** start Task material **
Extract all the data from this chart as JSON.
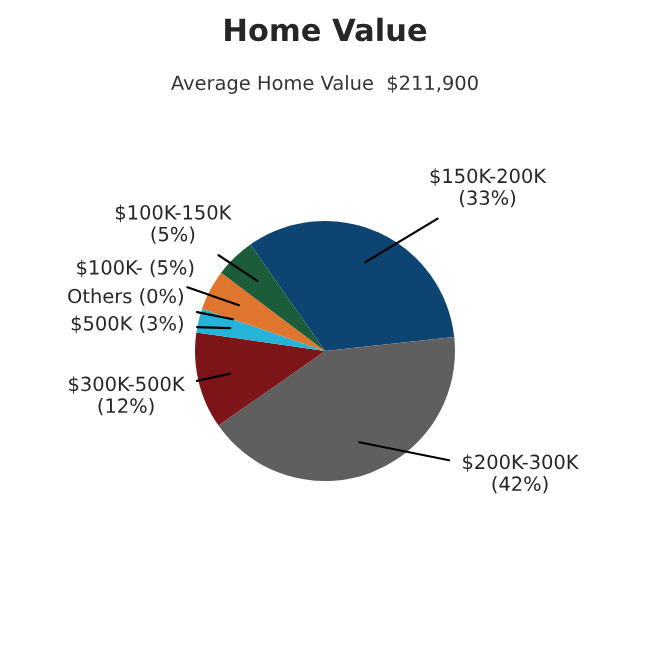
{
  "chart_data": {
    "type": "pie",
    "title": "Home Value",
    "subtitle": "Average Home Value  $211,900",
    "categories": [
      "$150K-200K",
      "$200K-300K",
      "$300K-500K",
      "$500K",
      "Others",
      "$100K-",
      "$100K-150K"
    ],
    "values": [
      33,
      42,
      12,
      3,
      0,
      5,
      5
    ],
    "value_labels": [
      "(33%)",
      "(42%)",
      "(12%)",
      "(3%)",
      "(0%)",
      "(5%)",
      "(5%)"
    ],
    "colors": [
      "#0e4471",
      "#5f5f5f",
      "#7d1518",
      "#25b3d8",
      "#8a5aa8",
      "#e0762e",
      "#1c5c3a"
    ]
  }
}
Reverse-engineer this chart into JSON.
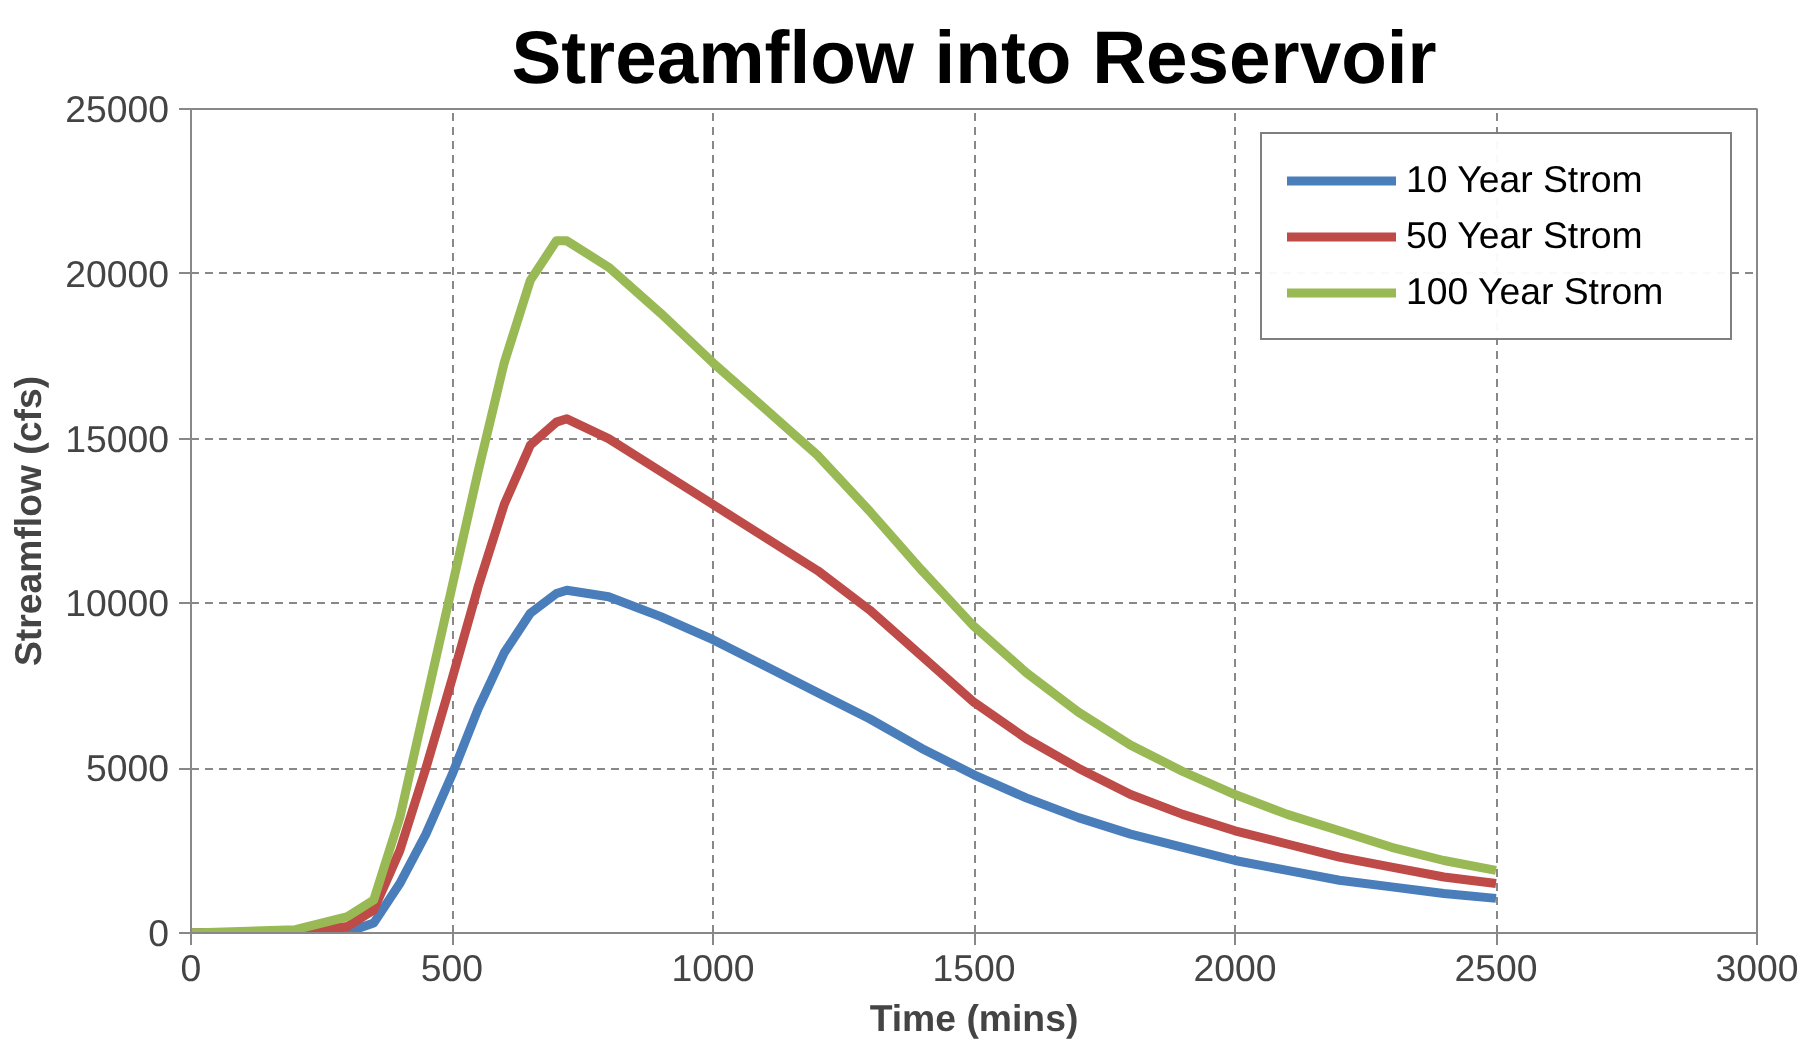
{
  "chart_data": {
    "type": "line",
    "title": "Streamflow into Reservoir",
    "xlabel": "Time (mins)",
    "ylabel": "Streamflow (cfs)",
    "xlim": [
      0,
      3000
    ],
    "xticks": [
      0,
      500,
      1000,
      1500,
      2000,
      2500,
      3000
    ],
    "ylim": [
      0,
      25000
    ],
    "yticks": [
      0,
      5000,
      10000,
      15000,
      20000,
      25000
    ],
    "grid": true,
    "legend": "top right",
    "marker": "none",
    "line_style": "solid",
    "x": [
      0,
      200,
      300,
      350,
      400,
      450,
      500,
      550,
      600,
      650,
      700,
      720,
      800,
      900,
      1000,
      1100,
      1200,
      1300,
      1400,
      1500,
      1600,
      1700,
      1800,
      1900,
      2000,
      2100,
      2200,
      2300,
      2400,
      2500
    ],
    "series": [
      {
        "name": "10 Year Strom",
        "color": "#4a7ebb",
        "values": [
          0,
          0,
          30,
          300,
          1500,
          3000,
          4800,
          6800,
          8500,
          9700,
          10300,
          10400,
          10200,
          9600,
          8900,
          8100,
          7300,
          6500,
          5600,
          4800,
          4100,
          3500,
          3000,
          2600,
          2200,
          1900,
          1600,
          1400,
          1200,
          1050
        ]
      },
      {
        "name": "50 Year Strom",
        "color": "#be4b48",
        "values": [
          0,
          30,
          200,
          700,
          2500,
          5000,
          7700,
          10500,
          13000,
          14800,
          15500,
          15600,
          15000,
          14000,
          13000,
          12000,
          11000,
          9800,
          8400,
          7000,
          5900,
          5000,
          4200,
          3600,
          3100,
          2700,
          2300,
          2000,
          1700,
          1500
        ]
      },
      {
        "name": "100 Year Strom",
        "color": "#98b954",
        "values": [
          0,
          100,
          500,
          1000,
          3500,
          7000,
          10500,
          14000,
          17300,
          19800,
          21000,
          21000,
          20200,
          18800,
          17300,
          15900,
          14500,
          12800,
          11000,
          9300,
          7900,
          6700,
          5700,
          4900,
          4200,
          3600,
          3100,
          2600,
          2200,
          1900
        ]
      }
    ]
  }
}
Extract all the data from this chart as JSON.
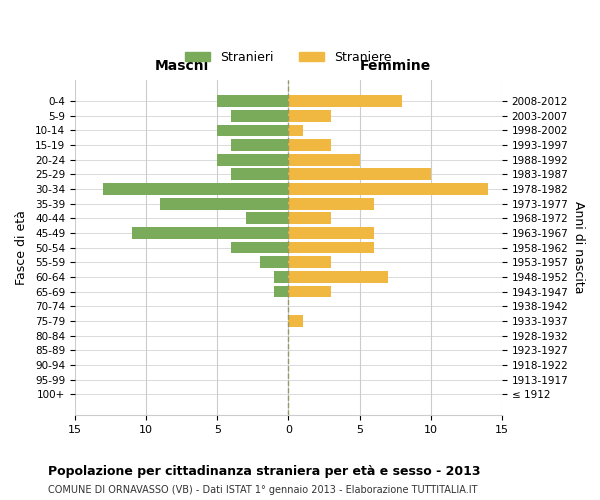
{
  "age_groups": [
    "100+",
    "95-99",
    "90-94",
    "85-89",
    "80-84",
    "75-79",
    "70-74",
    "65-69",
    "60-64",
    "55-59",
    "50-54",
    "45-49",
    "40-44",
    "35-39",
    "30-34",
    "25-29",
    "20-24",
    "15-19",
    "10-14",
    "5-9",
    "0-4"
  ],
  "birth_years": [
    "≤ 1912",
    "1913-1917",
    "1918-1922",
    "1923-1927",
    "1928-1932",
    "1933-1937",
    "1938-1942",
    "1943-1947",
    "1948-1952",
    "1953-1957",
    "1958-1962",
    "1963-1967",
    "1968-1972",
    "1973-1977",
    "1978-1982",
    "1983-1987",
    "1988-1992",
    "1993-1997",
    "1998-2002",
    "2003-2007",
    "2008-2012"
  ],
  "maschi": [
    0,
    0,
    0,
    0,
    0,
    0,
    0,
    1,
    1,
    2,
    4,
    11,
    3,
    9,
    13,
    4,
    5,
    4,
    5,
    4,
    5
  ],
  "femmine": [
    0,
    0,
    0,
    0,
    0,
    1,
    0,
    3,
    7,
    3,
    6,
    6,
    3,
    6,
    14,
    10,
    5,
    3,
    1,
    3,
    8
  ],
  "male_color": "#7aab5a",
  "female_color": "#f0b840",
  "center_line_color": "#999966",
  "grid_color": "#cccccc",
  "background_color": "#ffffff",
  "title": "Popolazione per cittadinanza straniera per età e sesso - 2013",
  "subtitle": "COMUNE DI ORNAVASSO (VB) - Dati ISTAT 1° gennaio 2013 - Elaborazione TUTTITALIA.IT",
  "xlabel_left": "Maschi",
  "xlabel_right": "Femmine",
  "ylabel_left": "Fasce di età",
  "ylabel_right": "Anni di nascita",
  "legend_male": "Stranieri",
  "legend_female": "Straniere",
  "xlim": 15,
  "bar_height": 0.8
}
** end Task material **
What this task involves: Skip every picture and transcribe the data above exactly.

Solution to the exercise:
Extract all the data from this chart as JSON.
{
  "chart_data": {
    "type": "pie",
    "title": "Home Value",
    "subtitle": "Average Home Value  $211,900",
    "categories": [
      "$150K-200K",
      "$200K-300K",
      "$300K-500K",
      "$500K",
      "Others",
      "$100K-",
      "$100K-150K"
    ],
    "values": [
      33,
      42,
      12,
      3,
      0,
      5,
      5
    ],
    "value_labels": [
      "(33%)",
      "(42%)",
      "(12%)",
      "(3%)",
      "(0%)",
      "(5%)",
      "(5%)"
    ],
    "colors": [
      "#0e4471",
      "#5f5f5f",
      "#7d1518",
      "#25b3d8",
      "#8a5aa8",
      "#e0762e",
      "#1c5c3a"
    ]
  }
}
Reverse-engineer this chart into JSON.
{
  "chart_data": {
    "type": "line",
    "title": "Streamflow into Reservoir",
    "xlabel": "Time (mins)",
    "ylabel": "Streamflow (cfs)",
    "xlim": [
      0,
      3000
    ],
    "xticks": [
      0,
      500,
      1000,
      1500,
      2000,
      2500,
      3000
    ],
    "ylim": [
      0,
      25000
    ],
    "yticks": [
      0,
      5000,
      10000,
      15000,
      20000,
      25000
    ],
    "grid": true,
    "legend": "top right",
    "marker": "none",
    "line_style": "solid",
    "x": [
      0,
      200,
      300,
      350,
      400,
      450,
      500,
      550,
      600,
      650,
      700,
      720,
      800,
      900,
      1000,
      1100,
      1200,
      1300,
      1400,
      1500,
      1600,
      1700,
      1800,
      1900,
      2000,
      2100,
      2200,
      2300,
      2400,
      2500
    ],
    "series": [
      {
        "name": "10 Year Strom",
        "color": "#4a7ebb",
        "values": [
          0,
          0,
          30,
          300,
          1500,
          3000,
          4800,
          6800,
          8500,
          9700,
          10300,
          10400,
          10200,
          9600,
          8900,
          8100,
          7300,
          6500,
          5600,
          4800,
          4100,
          3500,
          3000,
          2600,
          2200,
          1900,
          1600,
          1400,
          1200,
          1050
        ]
      },
      {
        "name": "50 Year Strom",
        "color": "#be4b48",
        "values": [
          0,
          30,
          200,
          700,
          2500,
          5000,
          7700,
          10500,
          13000,
          14800,
          15500,
          15600,
          15000,
          14000,
          13000,
          12000,
          11000,
          9800,
          8400,
          7000,
          5900,
          5000,
          4200,
          3600,
          3100,
          2700,
          2300,
          2000,
          1700,
          1500
        ]
      },
      {
        "name": "100 Year Strom",
        "color": "#98b954",
        "values": [
          0,
          100,
          500,
          1000,
          3500,
          7000,
          10500,
          14000,
          17300,
          19800,
          21000,
          21000,
          20200,
          18800,
          17300,
          15900,
          14500,
          12800,
          11000,
          9300,
          7900,
          6700,
          5700,
          4900,
          4200,
          3600,
          3100,
          2600,
          2200,
          1900
        ]
      }
    ]
  }
}
Extract all the data from this chart as JSON.
{
  "age_groups": [
    "100+",
    "95-99",
    "90-94",
    "85-89",
    "80-84",
    "75-79",
    "70-74",
    "65-69",
    "60-64",
    "55-59",
    "50-54",
    "45-49",
    "40-44",
    "35-39",
    "30-34",
    "25-29",
    "20-24",
    "15-19",
    "10-14",
    "5-9",
    "0-4"
  ],
  "birth_years": [
    "≤ 1912",
    "1913-1917",
    "1918-1922",
    "1923-1927",
    "1928-1932",
    "1933-1937",
    "1938-1942",
    "1943-1947",
    "1948-1952",
    "1953-1957",
    "1958-1962",
    "1963-1967",
    "1968-1972",
    "1973-1977",
    "1978-1982",
    "1983-1987",
    "1988-1992",
    "1993-1997",
    "1998-2002",
    "2003-2007",
    "2008-2012"
  ],
  "maschi": [
    0,
    0,
    0,
    0,
    0,
    0,
    0,
    1,
    1,
    2,
    4,
    11,
    3,
    9,
    13,
    4,
    5,
    4,
    5,
    4,
    5
  ],
  "femmine": [
    0,
    0,
    0,
    0,
    0,
    1,
    0,
    3,
    7,
    3,
    6,
    6,
    3,
    6,
    14,
    10,
    5,
    3,
    1,
    3,
    8
  ],
  "male_color": "#7aab5a",
  "female_color": "#f0b840",
  "center_line_color": "#999966",
  "grid_color": "#cccccc",
  "background_color": "#ffffff",
  "title": "Popolazione per cittadinanza straniera per età e sesso - 2013",
  "subtitle": "COMUNE DI ORNAVASSO (VB) - Dati ISTAT 1° gennaio 2013 - Elaborazione TUTTITALIA.IT",
  "xlabel_left": "Maschi",
  "xlabel_right": "Femmine",
  "ylabel_left": "Fasce di età",
  "ylabel_right": "Anni di nascita",
  "legend_male": "Stranieri",
  "legend_female": "Straniere",
  "xlim": 15,
  "bar_height": 0.8
}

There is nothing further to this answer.